▶ _REQUEST_: Extract the lines that hold the string "python".

▶ _EXERCISE INPUTS_:
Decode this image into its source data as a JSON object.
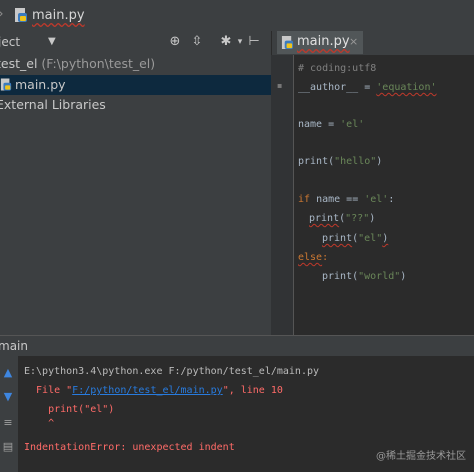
{
  "window": {
    "title": "main.py"
  },
  "project": {
    "panel_label": "ject",
    "tree": [
      {
        "label": "test_el",
        "detail": " (F:\\python\\test_el)"
      },
      {
        "label": "main.py"
      },
      {
        "label": "External Libraries"
      }
    ]
  },
  "editor": {
    "tab_label": "main.py",
    "lines": {
      "l1": "# coding:utf8",
      "l2a": "__author__ = ",
      "l2b": "'equation'",
      "l3a": "name = ",
      "l3b": "'el'",
      "l4a": "print(",
      "l4b": "\"hello\"",
      "l4c": ")",
      "l5a": "if",
      "l5b": " name == ",
      "l5c": "'el'",
      "l5d": ":",
      "l6a": "print",
      "l6b": "(",
      "l6c": "\"??\"",
      "l6d": ")",
      "l7a": "print",
      "l7b": "(",
      "l7c": "\"el\"",
      "l7d": ")",
      "l8a": "else",
      "l8b": ":",
      "l9a": "print(",
      "l9b": "\"world\"",
      "l9c": ")"
    }
  },
  "run": {
    "header_label": "main",
    "console": {
      "cmd": "E:\\python3.4\\python.exe F:/python/test_el/main.py",
      "file_prefix": "  File \"",
      "file_link": "F:/python/test_el/main.py",
      "file_suffix": "\", line 10",
      "code_line": "    print(\"el\")",
      "caret": "    ^",
      "error": "IndentationError: unexpected indent"
    }
  },
  "watermark": "@稀土掘金技术社区",
  "colors": {
    "background": "#2b2b2b",
    "panel": "#3c3f41",
    "keyword": "#cc7832",
    "string": "#6a8759",
    "error_text": "#ff6b68",
    "link": "#287bde",
    "selection": "#0d293e"
  }
}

▶ _WRITTEN ANSWER_:
        "detail": " (F:\\python\\test_el)"
      "cmd": "E:\\python3.4\\python.exe F:/python/test_el/main.py",
      "file_link": "F:/python/test_el/main.py",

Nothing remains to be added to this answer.